### Task details
Copy whichever lines contain the string "have".

### Task data
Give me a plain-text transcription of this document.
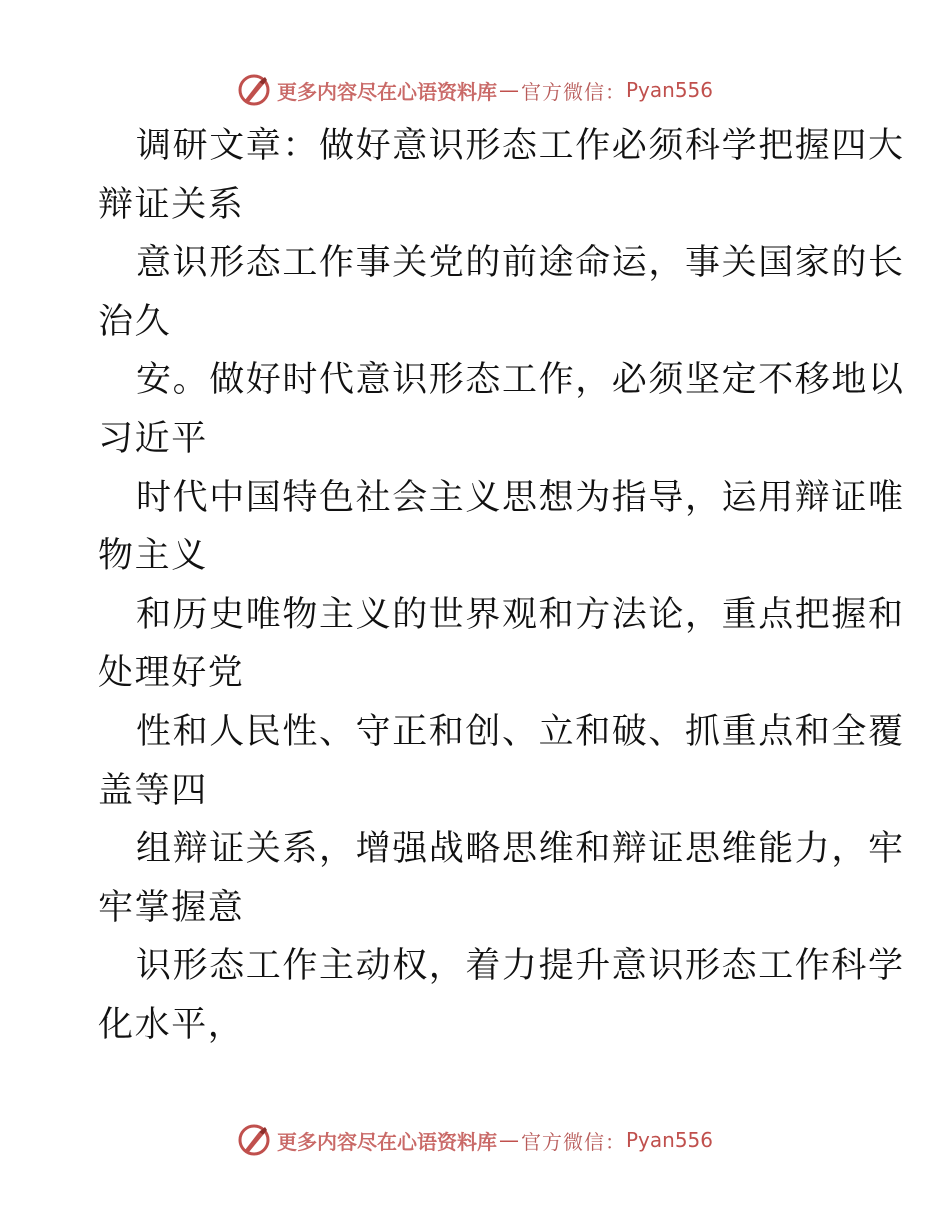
更多内容尽在心语资料库 — 官方微信： Pyan556
调研文章：做好意识形态工作必须科学把握四大
辩证关系
意识形态工作事关党的前途命运，事关国家的长
治久
安。做好时代意识形态工作，必须坚定不移地以
习近平
时代中国特色社会主义思想为指导，运用辩证唯
物主义
和历史唯物主义的世界观和方法论，重点把握和
处理好党
性和人民性、守正和创、立和破、抓重点和全覆
盖等四
组辩证关系，增强战略思维和辩证思维能力，牢
牢掌握意
识形态工作主动权，着力提升意识形态工作科学
化水平，
更多内容尽在心语资料库 — 官方微信： Pyan556
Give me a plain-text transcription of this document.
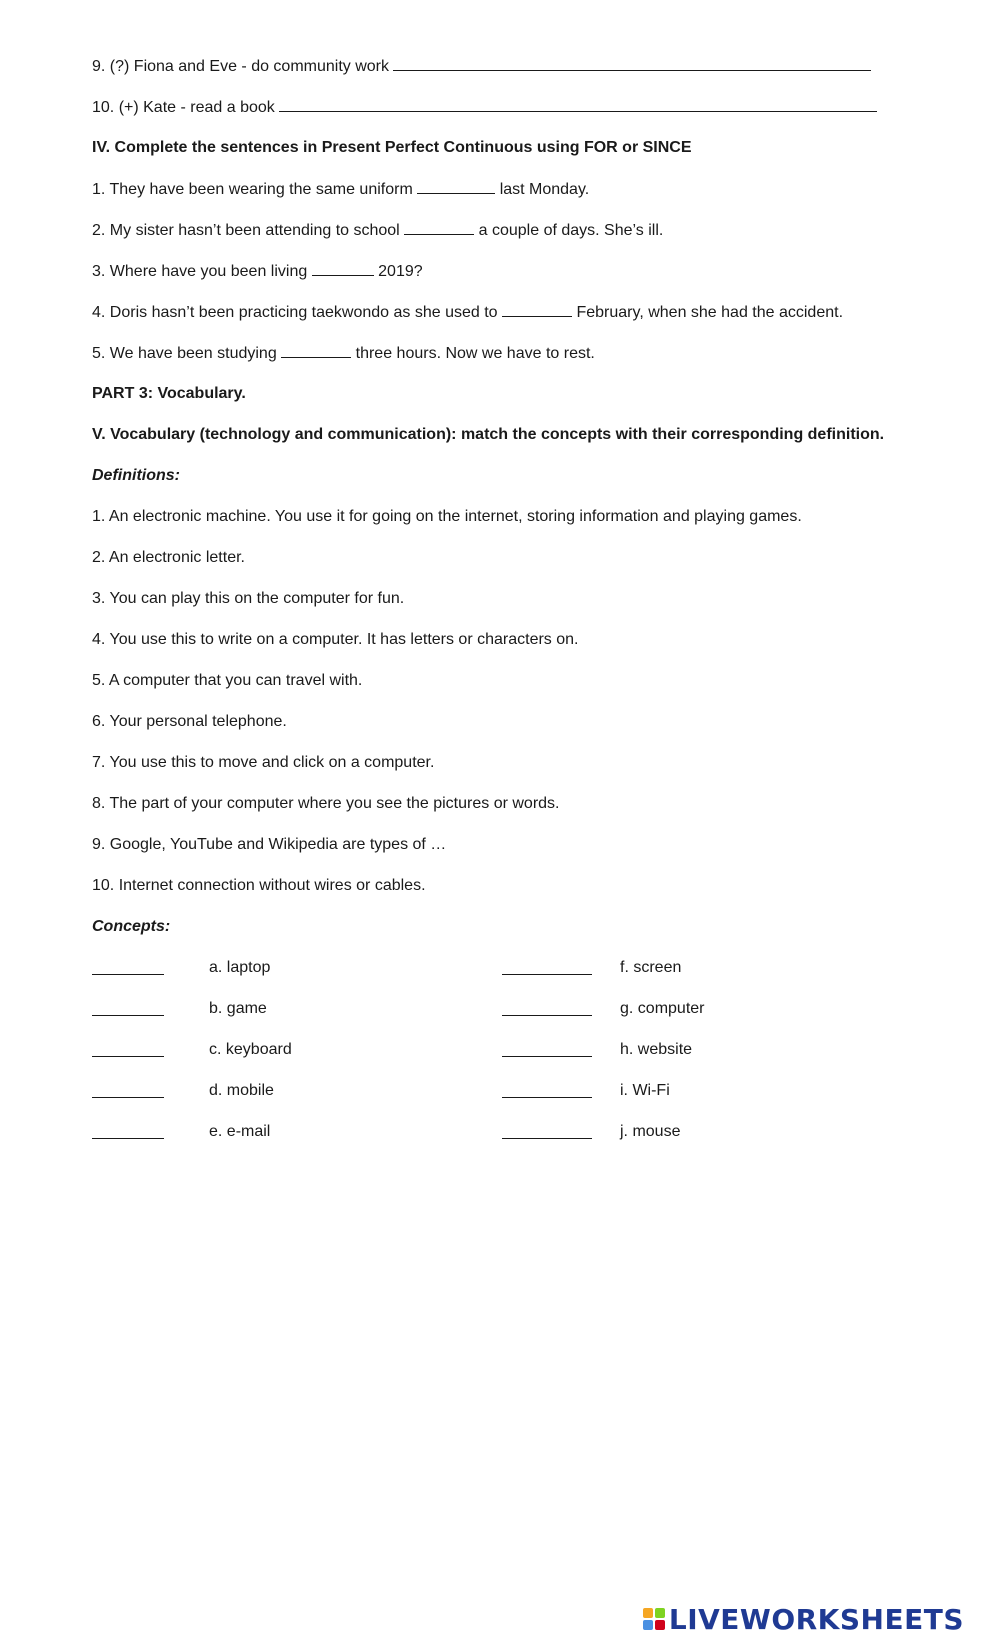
9. (?) Fiona and Eve - do community work
10. (+) Kate - read a book
IV. Complete the sentences in Present Perfect Continuous using FOR or SINCE
1. They have been wearing the same uniform	last Monday.
2. My sister hasn’t been attending to school	a couple of days. She’s ill.
3. Where have you been living	2019?
4. Doris hasn’t been practicing taekwondo as she used to	February, when she had the accident.
5. We have been studying	three hours. Now we have to rest.
PART 3: Vocabulary.
V. Vocabulary (technology and communication): match the concepts with their corresponding definition.
Definitions:
1. An electronic machine. You use it for going on the internet, storing information and playing games.
2. An electronic letter.
3. You can play this on the computer for fun.
4. You use this to write on a computer. It has letters or characters on.
5. A computer that you can travel with.
6. Your personal telephone.
7. You use this to move and click on a computer.
8. The part of your computer where you see the pictures or words.
9. Google, YouTube and Wikipedia are types of …
10. Internet connection without wires or cables.
Concepts:
a. laptop	f. screen
b. game	g. computer
c. keyboard	h. website
d. mobile	i. Wi-Fi
e. e-mail	j. mouse
LIVEWORKSHEETS
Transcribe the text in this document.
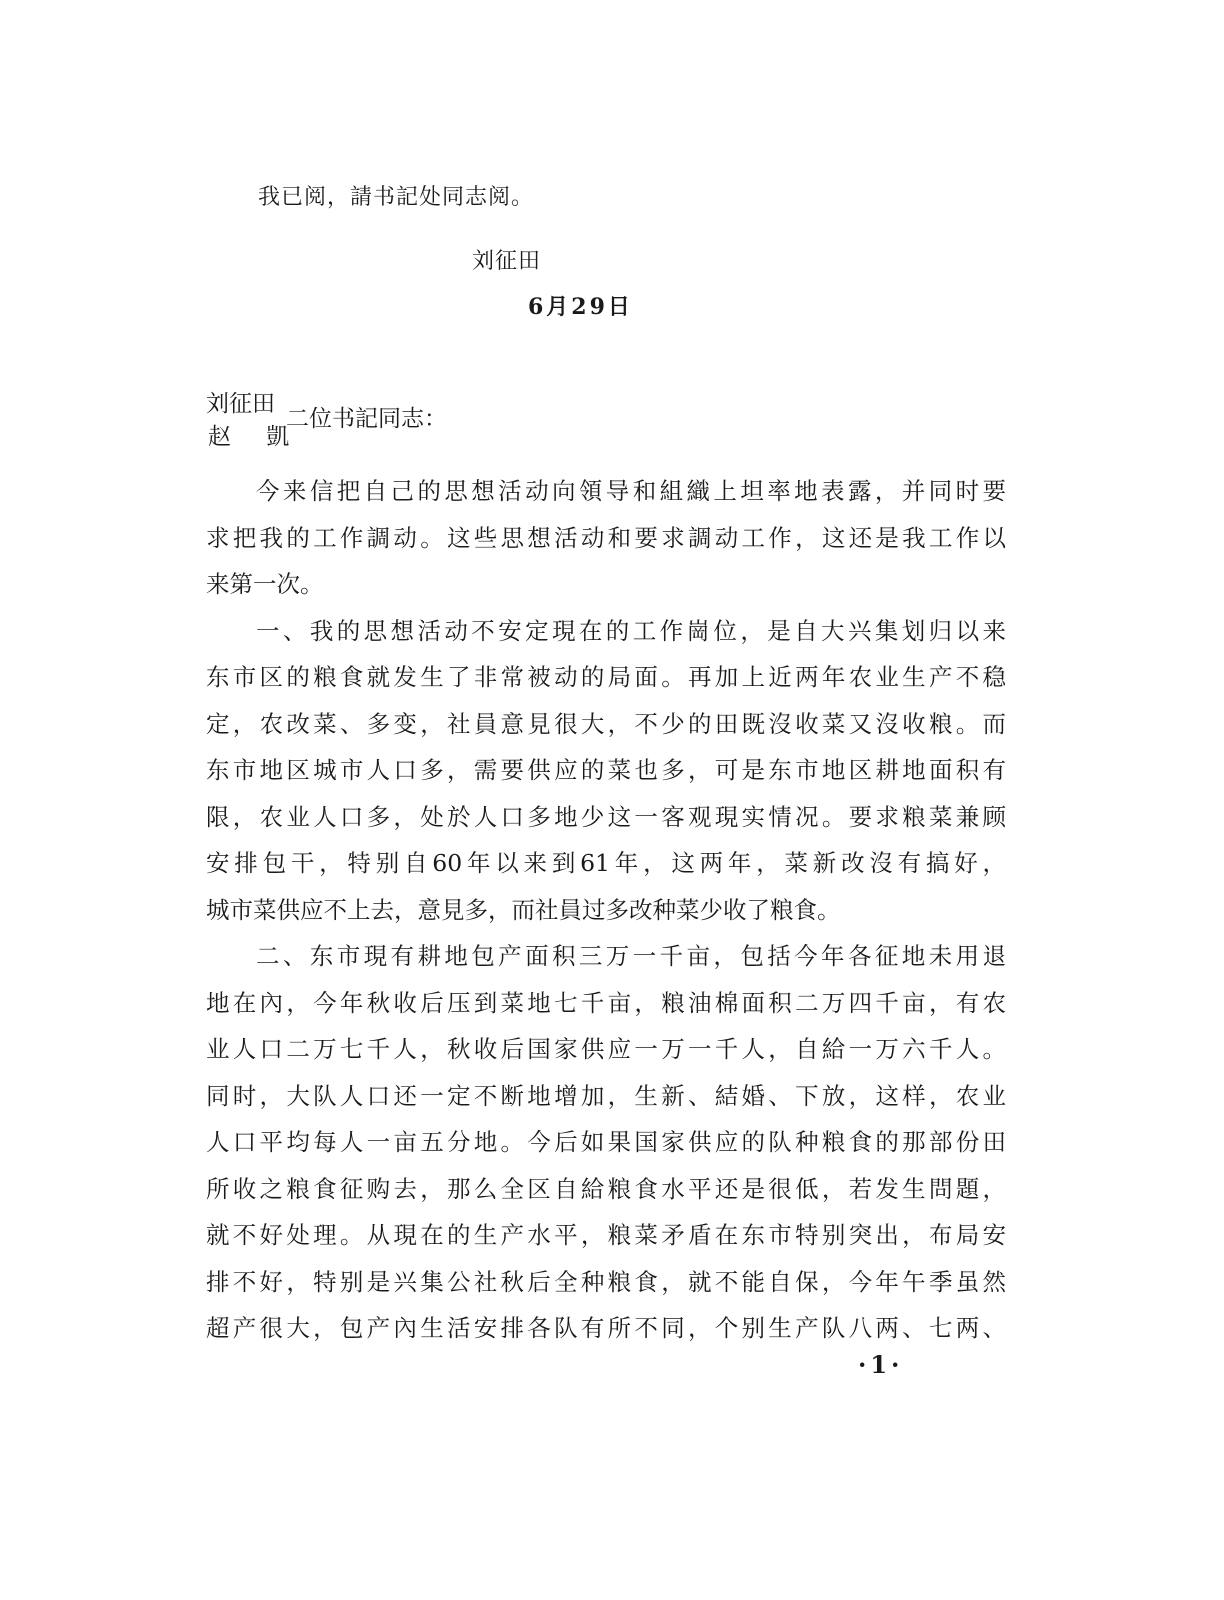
我已阅，請书記处同志阅。
刘征田
6月29日
刘征田
赵 凱
二位书記同志：
今来信把自己的思想活动向領导和組織上坦率地表露，并同时要
求把我的工作調动。这些思想活动和要求調动工作，这还是我工作以
来第一次。
一、我的思想活动不安定現在的工作崗位，是自大兴集划归以来
东市区的粮食就发生了非常被动的局面。再加上近两年农业生产不稳
定，农改菜、多变，社員意見很大，不少的田既沒收菜又沒收粮。而
东市地区城市人口多，需要供应的菜也多，可是东市地区耕地面积有
限，农业人口多，处於人口多地少这一客观現实情况。要求粮菜兼顾
安排包干，特别自60年以来到61年，这两年，菜新改沒有搞好，
城市菜供应不上去，意見多，而社員过多改种菜少收了粮食。
二、东市現有耕地包产面积三万一千亩，包括今年各征地未用退
地在內，今年秋收后压到菜地七千亩，粮油棉面积二万四千亩，有农
业人口二万七千人，秋收后国家供应一万一千人，自給一万六千人。
同时，大队人口还一定不断地增加，生新、結婚、下放，这样，农业
人口平均每人一亩五分地。今后如果国家供应的队种粮食的那部份田
所收之粮食征购去，那么全区自給粮食水平还是很低，若发生問題，
就不好处理。从現在的生产水平，粮菜矛盾在东市特别突出，布局安
排不好，特别是兴集公社秋后全种粮食，就不能自保，今年午季虽然
超产很大，包产內生活安排各队有所不同，个别生产队八两、七两、
·1·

### Problem solution
1. They have been wearing the same uniform	last Monday.
3. Where have you been living	2019?
5. We have been studying	three hours. Now we have to rest.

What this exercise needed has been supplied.